Dataset items:
|---|
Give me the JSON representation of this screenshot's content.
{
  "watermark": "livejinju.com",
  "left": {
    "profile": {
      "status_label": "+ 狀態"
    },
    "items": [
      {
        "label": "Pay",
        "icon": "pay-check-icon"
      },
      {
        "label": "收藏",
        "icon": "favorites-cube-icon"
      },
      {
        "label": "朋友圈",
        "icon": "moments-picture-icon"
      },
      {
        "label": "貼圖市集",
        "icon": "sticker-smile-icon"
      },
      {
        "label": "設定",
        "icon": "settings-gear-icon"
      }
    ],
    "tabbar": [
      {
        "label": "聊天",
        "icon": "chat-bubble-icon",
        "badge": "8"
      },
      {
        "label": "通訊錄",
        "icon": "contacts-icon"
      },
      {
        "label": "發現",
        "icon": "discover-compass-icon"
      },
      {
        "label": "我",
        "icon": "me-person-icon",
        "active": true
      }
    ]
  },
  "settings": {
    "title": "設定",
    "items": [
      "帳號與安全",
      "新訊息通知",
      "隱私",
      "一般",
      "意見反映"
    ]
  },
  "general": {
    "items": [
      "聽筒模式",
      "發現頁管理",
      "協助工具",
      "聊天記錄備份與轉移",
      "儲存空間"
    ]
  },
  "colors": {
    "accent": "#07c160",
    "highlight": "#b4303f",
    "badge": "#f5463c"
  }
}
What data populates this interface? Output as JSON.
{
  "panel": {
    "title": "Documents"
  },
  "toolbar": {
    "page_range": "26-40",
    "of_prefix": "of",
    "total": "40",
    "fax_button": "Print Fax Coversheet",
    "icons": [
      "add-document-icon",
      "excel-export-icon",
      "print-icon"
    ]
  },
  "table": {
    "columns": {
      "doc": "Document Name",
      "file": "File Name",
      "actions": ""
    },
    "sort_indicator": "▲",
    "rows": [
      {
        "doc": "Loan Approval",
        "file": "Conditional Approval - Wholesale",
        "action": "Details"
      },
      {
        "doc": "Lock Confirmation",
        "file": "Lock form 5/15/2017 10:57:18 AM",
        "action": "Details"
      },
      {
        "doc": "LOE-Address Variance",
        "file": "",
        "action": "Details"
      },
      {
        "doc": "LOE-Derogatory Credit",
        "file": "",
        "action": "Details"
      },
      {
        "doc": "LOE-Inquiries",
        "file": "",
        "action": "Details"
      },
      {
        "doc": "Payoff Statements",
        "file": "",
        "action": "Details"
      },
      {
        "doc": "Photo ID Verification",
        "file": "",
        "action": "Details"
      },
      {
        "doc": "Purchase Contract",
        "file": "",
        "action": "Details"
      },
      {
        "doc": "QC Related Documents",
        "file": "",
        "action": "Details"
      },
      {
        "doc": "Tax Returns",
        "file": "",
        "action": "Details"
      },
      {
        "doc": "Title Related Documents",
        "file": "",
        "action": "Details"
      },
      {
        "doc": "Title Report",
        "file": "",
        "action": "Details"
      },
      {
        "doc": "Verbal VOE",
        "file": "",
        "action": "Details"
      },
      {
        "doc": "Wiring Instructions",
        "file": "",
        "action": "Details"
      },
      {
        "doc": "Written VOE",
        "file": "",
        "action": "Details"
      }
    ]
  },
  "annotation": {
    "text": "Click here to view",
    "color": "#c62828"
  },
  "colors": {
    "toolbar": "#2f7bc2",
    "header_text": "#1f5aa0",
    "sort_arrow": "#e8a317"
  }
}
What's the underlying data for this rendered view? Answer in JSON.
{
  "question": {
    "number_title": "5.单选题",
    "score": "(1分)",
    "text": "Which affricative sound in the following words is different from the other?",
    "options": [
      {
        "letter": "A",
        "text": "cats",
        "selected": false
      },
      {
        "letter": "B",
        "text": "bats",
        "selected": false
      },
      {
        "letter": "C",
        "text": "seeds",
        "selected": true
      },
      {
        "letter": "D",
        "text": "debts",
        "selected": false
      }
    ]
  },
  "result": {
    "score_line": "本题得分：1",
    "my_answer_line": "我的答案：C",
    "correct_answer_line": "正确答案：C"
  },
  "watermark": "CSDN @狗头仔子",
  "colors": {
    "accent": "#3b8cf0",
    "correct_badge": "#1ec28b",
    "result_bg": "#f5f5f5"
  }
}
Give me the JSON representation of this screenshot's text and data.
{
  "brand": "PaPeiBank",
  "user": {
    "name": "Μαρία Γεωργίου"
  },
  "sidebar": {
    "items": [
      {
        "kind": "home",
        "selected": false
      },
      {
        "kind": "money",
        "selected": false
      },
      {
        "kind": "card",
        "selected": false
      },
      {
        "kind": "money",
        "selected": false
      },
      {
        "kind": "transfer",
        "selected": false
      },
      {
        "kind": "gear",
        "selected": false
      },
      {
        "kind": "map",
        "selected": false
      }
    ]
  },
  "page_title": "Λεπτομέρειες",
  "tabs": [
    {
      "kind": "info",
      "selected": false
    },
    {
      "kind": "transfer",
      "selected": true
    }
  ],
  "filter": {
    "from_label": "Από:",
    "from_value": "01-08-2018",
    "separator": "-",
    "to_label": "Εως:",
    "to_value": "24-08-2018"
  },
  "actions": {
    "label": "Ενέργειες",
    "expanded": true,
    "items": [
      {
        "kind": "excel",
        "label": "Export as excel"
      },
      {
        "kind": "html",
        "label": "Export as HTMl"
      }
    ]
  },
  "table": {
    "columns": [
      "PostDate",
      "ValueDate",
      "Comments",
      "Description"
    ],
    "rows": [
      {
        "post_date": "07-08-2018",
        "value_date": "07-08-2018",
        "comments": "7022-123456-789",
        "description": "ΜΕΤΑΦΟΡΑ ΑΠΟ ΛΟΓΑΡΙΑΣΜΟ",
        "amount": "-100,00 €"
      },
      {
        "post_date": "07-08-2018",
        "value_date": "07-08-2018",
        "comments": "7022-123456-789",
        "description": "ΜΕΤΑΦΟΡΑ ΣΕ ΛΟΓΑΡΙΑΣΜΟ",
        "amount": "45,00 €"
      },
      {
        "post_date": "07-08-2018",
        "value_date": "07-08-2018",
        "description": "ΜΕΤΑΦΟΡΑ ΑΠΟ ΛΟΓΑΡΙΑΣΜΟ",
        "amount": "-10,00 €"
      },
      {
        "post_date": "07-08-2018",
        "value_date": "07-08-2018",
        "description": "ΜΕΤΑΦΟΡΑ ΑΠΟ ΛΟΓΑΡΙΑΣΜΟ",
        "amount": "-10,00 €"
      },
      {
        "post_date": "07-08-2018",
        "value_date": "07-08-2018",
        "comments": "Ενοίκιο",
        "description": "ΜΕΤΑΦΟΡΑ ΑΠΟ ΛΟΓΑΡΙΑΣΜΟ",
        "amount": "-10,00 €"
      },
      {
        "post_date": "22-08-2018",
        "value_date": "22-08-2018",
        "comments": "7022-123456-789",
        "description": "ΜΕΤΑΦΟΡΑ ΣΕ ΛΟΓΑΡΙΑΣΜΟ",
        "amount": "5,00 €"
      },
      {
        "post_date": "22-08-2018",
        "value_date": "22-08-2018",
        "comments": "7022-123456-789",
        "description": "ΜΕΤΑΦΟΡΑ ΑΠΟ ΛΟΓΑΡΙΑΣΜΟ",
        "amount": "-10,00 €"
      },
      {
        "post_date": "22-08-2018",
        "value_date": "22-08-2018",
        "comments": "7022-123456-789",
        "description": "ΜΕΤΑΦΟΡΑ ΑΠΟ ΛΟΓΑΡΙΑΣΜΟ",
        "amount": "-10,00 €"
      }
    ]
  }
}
|---|
Given request: Filter the entries above down to the lines containing the word "view".

Exercise response:
    "text": "Click here to view",
What's the underlying data for this rendered view? Answer in JSON.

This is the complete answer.